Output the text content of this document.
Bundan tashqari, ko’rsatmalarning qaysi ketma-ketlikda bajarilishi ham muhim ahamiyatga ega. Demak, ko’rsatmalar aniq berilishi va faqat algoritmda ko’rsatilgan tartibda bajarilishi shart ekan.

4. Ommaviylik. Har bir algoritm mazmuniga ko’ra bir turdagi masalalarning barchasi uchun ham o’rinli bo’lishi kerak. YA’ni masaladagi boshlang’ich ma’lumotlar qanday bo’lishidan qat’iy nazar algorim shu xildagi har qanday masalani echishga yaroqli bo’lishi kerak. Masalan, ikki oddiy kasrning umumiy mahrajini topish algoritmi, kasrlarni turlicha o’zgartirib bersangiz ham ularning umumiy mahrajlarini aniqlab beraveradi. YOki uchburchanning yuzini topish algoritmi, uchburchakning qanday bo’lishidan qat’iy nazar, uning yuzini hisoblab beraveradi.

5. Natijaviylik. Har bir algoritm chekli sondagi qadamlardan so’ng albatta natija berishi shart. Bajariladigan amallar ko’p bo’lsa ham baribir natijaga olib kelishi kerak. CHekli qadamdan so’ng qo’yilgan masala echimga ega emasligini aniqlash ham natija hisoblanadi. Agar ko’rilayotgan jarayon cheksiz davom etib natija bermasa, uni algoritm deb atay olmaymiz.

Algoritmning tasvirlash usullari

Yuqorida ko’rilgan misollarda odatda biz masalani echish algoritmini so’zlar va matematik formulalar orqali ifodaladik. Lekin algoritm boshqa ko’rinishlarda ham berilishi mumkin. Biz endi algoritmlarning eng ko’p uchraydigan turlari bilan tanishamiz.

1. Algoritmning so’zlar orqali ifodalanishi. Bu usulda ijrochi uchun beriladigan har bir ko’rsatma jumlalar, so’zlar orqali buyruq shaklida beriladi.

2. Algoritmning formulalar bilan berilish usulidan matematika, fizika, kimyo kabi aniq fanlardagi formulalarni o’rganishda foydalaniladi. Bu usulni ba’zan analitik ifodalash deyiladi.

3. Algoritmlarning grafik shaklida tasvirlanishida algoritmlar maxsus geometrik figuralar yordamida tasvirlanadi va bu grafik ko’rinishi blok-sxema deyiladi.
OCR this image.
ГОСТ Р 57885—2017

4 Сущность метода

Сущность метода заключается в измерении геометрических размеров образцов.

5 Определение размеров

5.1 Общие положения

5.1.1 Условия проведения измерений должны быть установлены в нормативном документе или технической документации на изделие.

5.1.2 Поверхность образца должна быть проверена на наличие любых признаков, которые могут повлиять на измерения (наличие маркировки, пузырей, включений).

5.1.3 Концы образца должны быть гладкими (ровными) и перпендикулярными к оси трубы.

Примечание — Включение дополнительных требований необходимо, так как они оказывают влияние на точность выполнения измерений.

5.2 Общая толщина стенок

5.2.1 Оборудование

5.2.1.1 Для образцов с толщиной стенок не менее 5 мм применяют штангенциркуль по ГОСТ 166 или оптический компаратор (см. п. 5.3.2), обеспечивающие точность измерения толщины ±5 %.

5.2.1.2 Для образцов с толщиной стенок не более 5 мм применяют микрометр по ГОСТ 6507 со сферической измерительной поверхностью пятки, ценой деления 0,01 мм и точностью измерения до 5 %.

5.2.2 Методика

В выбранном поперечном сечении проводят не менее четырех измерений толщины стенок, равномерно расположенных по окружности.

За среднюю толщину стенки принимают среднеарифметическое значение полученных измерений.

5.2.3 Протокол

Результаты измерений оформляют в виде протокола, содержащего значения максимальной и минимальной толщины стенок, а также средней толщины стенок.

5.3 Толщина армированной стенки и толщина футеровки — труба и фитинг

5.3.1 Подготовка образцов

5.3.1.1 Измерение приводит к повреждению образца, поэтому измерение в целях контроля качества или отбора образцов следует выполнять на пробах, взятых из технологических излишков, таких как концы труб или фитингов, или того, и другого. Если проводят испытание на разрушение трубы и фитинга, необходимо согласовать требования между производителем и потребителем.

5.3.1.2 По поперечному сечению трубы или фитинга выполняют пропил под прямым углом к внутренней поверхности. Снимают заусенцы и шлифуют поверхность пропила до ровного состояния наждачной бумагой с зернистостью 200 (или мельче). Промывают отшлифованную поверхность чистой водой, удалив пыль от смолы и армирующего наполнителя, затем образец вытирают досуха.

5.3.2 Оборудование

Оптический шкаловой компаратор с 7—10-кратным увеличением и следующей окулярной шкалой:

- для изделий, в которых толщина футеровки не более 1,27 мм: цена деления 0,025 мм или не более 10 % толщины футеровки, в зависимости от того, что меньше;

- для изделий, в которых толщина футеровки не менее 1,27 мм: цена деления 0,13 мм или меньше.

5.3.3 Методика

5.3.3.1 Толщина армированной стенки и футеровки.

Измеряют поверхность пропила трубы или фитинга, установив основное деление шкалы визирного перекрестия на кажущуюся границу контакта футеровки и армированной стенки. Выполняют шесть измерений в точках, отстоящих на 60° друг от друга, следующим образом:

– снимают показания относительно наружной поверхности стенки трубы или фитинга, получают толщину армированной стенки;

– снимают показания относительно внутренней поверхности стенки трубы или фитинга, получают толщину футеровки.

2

:: Stated task ::
The lines to collect are those holding the string "цена"; copy them all.

:: Final answer ::
- для изделий, в которых толщина футеровки не более 1,27 мм: цена деления 0,025 мм или не более 10 % толщины футеровки, в зависимости от того, что меньше;
- для изделий, в которых толщина футеровки не менее 1,27 мм: цена деления 0,13 мм или меньше.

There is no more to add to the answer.